WHAT IS BEING ASKED
Reproduce every entry exactly, without alteration.

Saved entries
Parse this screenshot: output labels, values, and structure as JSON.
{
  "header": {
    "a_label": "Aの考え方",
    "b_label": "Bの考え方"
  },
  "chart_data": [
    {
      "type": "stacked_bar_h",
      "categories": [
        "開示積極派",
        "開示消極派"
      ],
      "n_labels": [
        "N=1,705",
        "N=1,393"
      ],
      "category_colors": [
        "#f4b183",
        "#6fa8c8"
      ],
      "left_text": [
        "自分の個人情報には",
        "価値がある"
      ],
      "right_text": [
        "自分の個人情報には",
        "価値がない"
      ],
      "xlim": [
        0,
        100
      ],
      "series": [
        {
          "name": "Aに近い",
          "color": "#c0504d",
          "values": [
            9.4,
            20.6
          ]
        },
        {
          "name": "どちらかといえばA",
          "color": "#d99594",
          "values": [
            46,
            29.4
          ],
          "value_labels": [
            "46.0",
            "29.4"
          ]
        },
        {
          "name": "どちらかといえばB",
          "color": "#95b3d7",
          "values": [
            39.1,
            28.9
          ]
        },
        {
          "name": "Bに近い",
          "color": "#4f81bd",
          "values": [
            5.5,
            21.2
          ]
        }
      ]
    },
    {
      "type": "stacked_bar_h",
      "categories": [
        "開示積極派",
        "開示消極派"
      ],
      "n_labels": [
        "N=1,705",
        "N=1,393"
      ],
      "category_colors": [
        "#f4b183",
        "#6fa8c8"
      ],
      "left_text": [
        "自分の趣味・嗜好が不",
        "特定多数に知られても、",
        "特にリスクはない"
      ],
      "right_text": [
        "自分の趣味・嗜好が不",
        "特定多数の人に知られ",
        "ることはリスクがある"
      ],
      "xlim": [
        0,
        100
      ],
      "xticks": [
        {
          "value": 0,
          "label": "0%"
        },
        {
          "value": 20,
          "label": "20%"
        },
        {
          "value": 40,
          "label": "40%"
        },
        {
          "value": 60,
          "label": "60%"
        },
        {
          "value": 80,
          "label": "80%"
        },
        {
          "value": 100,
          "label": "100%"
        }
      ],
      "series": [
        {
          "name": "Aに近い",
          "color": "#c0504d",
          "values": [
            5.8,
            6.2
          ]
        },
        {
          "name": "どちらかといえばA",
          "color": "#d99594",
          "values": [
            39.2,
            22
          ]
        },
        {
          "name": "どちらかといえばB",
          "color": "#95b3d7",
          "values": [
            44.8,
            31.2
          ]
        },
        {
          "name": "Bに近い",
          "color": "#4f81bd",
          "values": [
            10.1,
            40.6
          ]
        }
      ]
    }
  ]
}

FULL SOLUTION
Parse this screenshot: output labels, values, and structure as JSON.
{
  "header": {
    "a_label": "Aの考え方",
    "b_label": "Bの考え方"
  },
  "chart_data": [
    {
      "type": "stacked_bar_h",
      "categories": [
        "開示積極派",
        "開示消極派"
      ],
      "n_labels": [
        "N=1,705",
        "N=1,393"
      ],
      "category_colors": [
        "#f4b183",
        "#6fa8c8"
      ],
      "left_text": [
        "自分の個人情報には",
        "価値がある"
      ],
      "right_text": [
        "自分の個人情報には",
        "価値がない"
      ],
      "xlim": [
        0,
        100
      ],
      "series": [
        {
          "name": "Aに近い",
          "color": "#c0504d",
          "values": [
            9.4,
            20.6
          ]
        },
        {
          "name": "どちらかといえばA",
          "color": "#d99594",
          "values": [
            46,
            29.4
          ],
          "value_labels": [
            "46.0",
            "29.4"
          ]
        },
        {
          "name": "どちらかといえばB",
          "color": "#95b3d7",
          "values": [
            39.1,
            28.9
          ]
        },
        {
          "name": "Bに近い",
          "color": "#4f81bd",
          "values": [
            5.5,
            21.2
          ]
        }
      ]
    },
    {
      "type": "stacked_bar_h",
      "categories": [
        "開示積極派",
        "開示消極派"
      ],
      "n_labels": [
        "N=1,705",
        "N=1,393"
      ],
      "category_colors": [
        "#f4b183",
        "#6fa8c8"
      ],
      "left_text": [
        "自分の趣味・嗜好が不",
        "特定多数に知られても、",
        "特にリスクはない"
      ],
      "right_text": [
        "自分の趣味・嗜好が不",
        "特定多数の人に知られ",
        "ることはリスクがある"
      ],
      "xlim": [
        0,
        100
      ],
      "xticks": [
        {
          "value": 0,
          "label": "0%"
        },
        {
          "value": 20,
          "label": "20%"
        },
        {
          "value": 40,
          "label": "40%"
        },
        {
          "value": 60,
          "label": "60%"
        },
        {
          "value": 80,
          "label": "80%"
        },
        {
          "value": 100,
          "label": "100%"
        }
      ],
      "series": [
        {
          "name": "Aに近い",
          "color": "#c0504d",
          "values": [
            5.8,
            6.2
          ]
        },
        {
          "name": "どちらかといえばA",
          "color": "#d99594",
          "values": [
            39.2,
            22
          ]
        },
        {
          "name": "どちらかといえばB",
          "color": "#95b3d7",
          "values": [
            44.8,
            31.2
          ]
        },
        {
          "name": "Bに近い",
          "color": "#4f81bd",
          "values": [
            10.1,
            40.6
          ]
        }
      ]
    }
  ]
}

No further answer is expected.